Some records:
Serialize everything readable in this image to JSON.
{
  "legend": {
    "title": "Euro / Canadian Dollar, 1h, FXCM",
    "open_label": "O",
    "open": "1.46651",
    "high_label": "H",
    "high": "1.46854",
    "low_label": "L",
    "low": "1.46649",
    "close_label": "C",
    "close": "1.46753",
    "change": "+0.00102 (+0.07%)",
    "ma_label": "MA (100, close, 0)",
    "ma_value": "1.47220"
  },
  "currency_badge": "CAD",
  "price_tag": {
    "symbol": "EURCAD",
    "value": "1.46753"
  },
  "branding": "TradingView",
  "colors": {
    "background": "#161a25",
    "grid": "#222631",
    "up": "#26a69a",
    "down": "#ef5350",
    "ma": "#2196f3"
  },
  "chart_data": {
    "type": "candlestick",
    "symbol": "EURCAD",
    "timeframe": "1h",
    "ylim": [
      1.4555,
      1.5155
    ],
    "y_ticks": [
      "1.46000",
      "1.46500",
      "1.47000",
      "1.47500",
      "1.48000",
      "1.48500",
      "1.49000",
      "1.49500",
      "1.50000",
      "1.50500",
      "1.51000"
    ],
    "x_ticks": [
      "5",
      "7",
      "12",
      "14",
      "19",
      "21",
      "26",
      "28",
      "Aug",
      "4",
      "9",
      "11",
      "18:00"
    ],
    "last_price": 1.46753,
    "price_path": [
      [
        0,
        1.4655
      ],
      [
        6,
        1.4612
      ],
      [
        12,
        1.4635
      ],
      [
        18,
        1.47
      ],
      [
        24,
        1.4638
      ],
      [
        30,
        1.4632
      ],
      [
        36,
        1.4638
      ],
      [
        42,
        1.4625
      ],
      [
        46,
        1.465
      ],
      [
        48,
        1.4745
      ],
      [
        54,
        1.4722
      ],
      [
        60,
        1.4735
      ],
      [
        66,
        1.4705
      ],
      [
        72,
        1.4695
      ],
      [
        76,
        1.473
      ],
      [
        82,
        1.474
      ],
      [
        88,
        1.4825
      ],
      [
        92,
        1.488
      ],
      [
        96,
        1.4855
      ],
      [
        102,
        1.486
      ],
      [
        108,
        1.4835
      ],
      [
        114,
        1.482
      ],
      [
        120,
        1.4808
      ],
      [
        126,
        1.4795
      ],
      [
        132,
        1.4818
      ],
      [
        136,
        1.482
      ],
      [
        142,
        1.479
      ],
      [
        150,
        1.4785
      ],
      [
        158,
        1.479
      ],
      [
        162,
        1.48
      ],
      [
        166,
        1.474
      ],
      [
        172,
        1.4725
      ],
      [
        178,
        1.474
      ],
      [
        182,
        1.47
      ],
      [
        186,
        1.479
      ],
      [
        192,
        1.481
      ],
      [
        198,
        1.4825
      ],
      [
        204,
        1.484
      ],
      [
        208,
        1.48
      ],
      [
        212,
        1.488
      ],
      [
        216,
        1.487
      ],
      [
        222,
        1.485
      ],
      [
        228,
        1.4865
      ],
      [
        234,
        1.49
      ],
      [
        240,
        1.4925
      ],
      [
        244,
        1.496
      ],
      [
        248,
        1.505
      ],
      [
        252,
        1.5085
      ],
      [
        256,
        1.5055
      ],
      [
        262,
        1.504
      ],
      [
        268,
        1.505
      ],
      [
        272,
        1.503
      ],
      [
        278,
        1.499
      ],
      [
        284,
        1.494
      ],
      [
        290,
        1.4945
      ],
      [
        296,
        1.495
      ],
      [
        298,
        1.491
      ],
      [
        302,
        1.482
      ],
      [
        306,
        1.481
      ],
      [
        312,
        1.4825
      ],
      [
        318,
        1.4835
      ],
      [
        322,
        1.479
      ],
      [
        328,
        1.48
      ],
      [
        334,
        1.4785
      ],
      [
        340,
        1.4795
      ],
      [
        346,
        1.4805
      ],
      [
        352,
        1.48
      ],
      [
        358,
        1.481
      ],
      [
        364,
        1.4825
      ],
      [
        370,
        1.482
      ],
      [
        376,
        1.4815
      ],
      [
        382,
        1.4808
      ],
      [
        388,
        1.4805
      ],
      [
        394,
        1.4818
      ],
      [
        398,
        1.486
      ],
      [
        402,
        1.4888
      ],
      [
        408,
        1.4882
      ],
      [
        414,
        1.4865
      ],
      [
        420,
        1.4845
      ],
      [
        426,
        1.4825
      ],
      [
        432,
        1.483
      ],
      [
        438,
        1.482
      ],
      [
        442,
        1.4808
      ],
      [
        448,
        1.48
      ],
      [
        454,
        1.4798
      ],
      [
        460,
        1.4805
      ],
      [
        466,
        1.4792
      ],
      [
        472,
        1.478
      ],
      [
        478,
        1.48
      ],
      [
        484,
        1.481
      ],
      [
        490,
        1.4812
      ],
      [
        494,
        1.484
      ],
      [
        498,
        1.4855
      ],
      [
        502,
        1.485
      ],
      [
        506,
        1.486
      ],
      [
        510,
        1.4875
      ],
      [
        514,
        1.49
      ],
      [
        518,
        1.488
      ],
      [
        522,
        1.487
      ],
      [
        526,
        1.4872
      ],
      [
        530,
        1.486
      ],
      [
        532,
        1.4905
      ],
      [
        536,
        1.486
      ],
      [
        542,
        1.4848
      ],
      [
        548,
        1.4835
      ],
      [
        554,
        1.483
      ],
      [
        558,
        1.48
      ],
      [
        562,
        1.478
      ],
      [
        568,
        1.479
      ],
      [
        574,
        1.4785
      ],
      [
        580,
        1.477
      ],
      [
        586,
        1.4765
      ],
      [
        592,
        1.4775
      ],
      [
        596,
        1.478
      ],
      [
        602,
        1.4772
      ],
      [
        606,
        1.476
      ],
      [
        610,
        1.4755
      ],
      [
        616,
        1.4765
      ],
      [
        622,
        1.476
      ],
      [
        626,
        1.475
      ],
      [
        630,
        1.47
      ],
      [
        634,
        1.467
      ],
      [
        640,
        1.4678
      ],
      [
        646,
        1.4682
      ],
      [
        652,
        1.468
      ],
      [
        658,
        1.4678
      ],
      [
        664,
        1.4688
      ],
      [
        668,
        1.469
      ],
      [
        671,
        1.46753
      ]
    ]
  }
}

* **EXERCISE DETAILS**
Set down the entries above again, word for word.

* **EXPECTED ANSWER**
Serialize everything readable in this image to JSON.
{
  "legend": {
    "title": "Euro / Canadian Dollar, 1h, FXCM",
    "open_label": "O",
    "open": "1.46651",
    "high_label": "H",
    "high": "1.46854",
    "low_label": "L",
    "low": "1.46649",
    "close_label": "C",
    "close": "1.46753",
    "change": "+0.00102 (+0.07%)",
    "ma_label": "MA (100, close, 0)",
    "ma_value": "1.47220"
  },
  "currency_badge": "CAD",
  "price_tag": {
    "symbol": "EURCAD",
    "value": "1.46753"
  },
  "branding": "TradingView",
  "colors": {
    "background": "#161a25",
    "grid": "#222631",
    "up": "#26a69a",
    "down": "#ef5350",
    "ma": "#2196f3"
  },
  "chart_data": {
    "type": "candlestick",
    "symbol": "EURCAD",
    "timeframe": "1h",
    "ylim": [
      1.4555,
      1.5155
    ],
    "y_ticks": [
      "1.46000",
      "1.46500",
      "1.47000",
      "1.47500",
      "1.48000",
      "1.48500",
      "1.49000",
      "1.49500",
      "1.50000",
      "1.50500",
      "1.51000"
    ],
    "x_ticks": [
      "5",
      "7",
      "12",
      "14",
      "19",
      "21",
      "26",
      "28",
      "Aug",
      "4",
      "9",
      "11",
      "18:00"
    ],
    "last_price": 1.46753,
    "price_path": [
      [
        0,
        1.4655
      ],
      [
        6,
        1.4612
      ],
      [
        12,
        1.4635
      ],
      [
        18,
        1.47
      ],
      [
        24,
        1.4638
      ],
      [
        30,
        1.4632
      ],
      [
        36,
        1.4638
      ],
      [
        42,
        1.4625
      ],
      [
        46,
        1.465
      ],
      [
        48,
        1.4745
      ],
      [
        54,
        1.4722
      ],
      [
        60,
        1.4735
      ],
      [
        66,
        1.4705
      ],
      [
        72,
        1.4695
      ],
      [
        76,
        1.473
      ],
      [
        82,
        1.474
      ],
      [
        88,
        1.4825
      ],
      [
        92,
        1.488
      ],
      [
        96,
        1.4855
      ],
      [
        102,
        1.486
      ],
      [
        108,
        1.4835
      ],
      [
        114,
        1.482
      ],
      [
        120,
        1.4808
      ],
      [
        126,
        1.4795
      ],
      [
        132,
        1.4818
      ],
      [
        136,
        1.482
      ],
      [
        142,
        1.479
      ],
      [
        150,
        1.4785
      ],
      [
        158,
        1.479
      ],
      [
        162,
        1.48
      ],
      [
        166,
        1.474
      ],
      [
        172,
        1.4725
      ],
      [
        178,
        1.474
      ],
      [
        182,
        1.47
      ],
      [
        186,
        1.479
      ],
      [
        192,
        1.481
      ],
      [
        198,
        1.4825
      ],
      [
        204,
        1.484
      ],
      [
        208,
        1.48
      ],
      [
        212,
        1.488
      ],
      [
        216,
        1.487
      ],
      [
        222,
        1.485
      ],
      [
        228,
        1.4865
      ],
      [
        234,
        1.49
      ],
      [
        240,
        1.4925
      ],
      [
        244,
        1.496
      ],
      [
        248,
        1.505
      ],
      [
        252,
        1.5085
      ],
      [
        256,
        1.5055
      ],
      [
        262,
        1.504
      ],
      [
        268,
        1.505
      ],
      [
        272,
        1.503
      ],
      [
        278,
        1.499
      ],
      [
        284,
        1.494
      ],
      [
        290,
        1.4945
      ],
      [
        296,
        1.495
      ],
      [
        298,
        1.491
      ],
      [
        302,
        1.482
      ],
      [
        306,
        1.481
      ],
      [
        312,
        1.4825
      ],
      [
        318,
        1.4835
      ],
      [
        322,
        1.479
      ],
      [
        328,
        1.48
      ],
      [
        334,
        1.4785
      ],
      [
        340,
        1.4795
      ],
      [
        346,
        1.4805
      ],
      [
        352,
        1.48
      ],
      [
        358,
        1.481
      ],
      [
        364,
        1.4825
      ],
      [
        370,
        1.482
      ],
      [
        376,
        1.4815
      ],
      [
        382,
        1.4808
      ],
      [
        388,
        1.4805
      ],
      [
        394,
        1.4818
      ],
      [
        398,
        1.486
      ],
      [
        402,
        1.4888
      ],
      [
        408,
        1.4882
      ],
      [
        414,
        1.4865
      ],
      [
        420,
        1.4845
      ],
      [
        426,
        1.4825
      ],
      [
        432,
        1.483
      ],
      [
        438,
        1.482
      ],
      [
        442,
        1.4808
      ],
      [
        448,
        1.48
      ],
      [
        454,
        1.4798
      ],
      [
        460,
        1.4805
      ],
      [
        466,
        1.4792
      ],
      [
        472,
        1.478
      ],
      [
        478,
        1.48
      ],
      [
        484,
        1.481
      ],
      [
        490,
        1.4812
      ],
      [
        494,
        1.484
      ],
      [
        498,
        1.4855
      ],
      [
        502,
        1.485
      ],
      [
        506,
        1.486
      ],
      [
        510,
        1.4875
      ],
      [
        514,
        1.49
      ],
      [
        518,
        1.488
      ],
      [
        522,
        1.487
      ],
      [
        526,
        1.4872
      ],
      [
        530,
        1.486
      ],
      [
        532,
        1.4905
      ],
      [
        536,
        1.486
      ],
      [
        542,
        1.4848
      ],
      [
        548,
        1.4835
      ],
      [
        554,
        1.483
      ],
      [
        558,
        1.48
      ],
      [
        562,
        1.478
      ],
      [
        568,
        1.479
      ],
      [
        574,
        1.4785
      ],
      [
        580,
        1.477
      ],
      [
        586,
        1.4765
      ],
      [
        592,
        1.4775
      ],
      [
        596,
        1.478
      ],
      [
        602,
        1.4772
      ],
      [
        606,
        1.476
      ],
      [
        610,
        1.4755
      ],
      [
        616,
        1.4765
      ],
      [
        622,
        1.476
      ],
      [
        626,
        1.475
      ],
      [
        630,
        1.47
      ],
      [
        634,
        1.467
      ],
      [
        640,
        1.4678
      ],
      [
        646,
        1.4682
      ],
      [
        652,
        1.468
      ],
      [
        658,
        1.4678
      ],
      [
        664,
        1.4688
      ],
      [
        668,
        1.469
      ],
      [
        671,
        1.46753
      ]
    ]
  }
}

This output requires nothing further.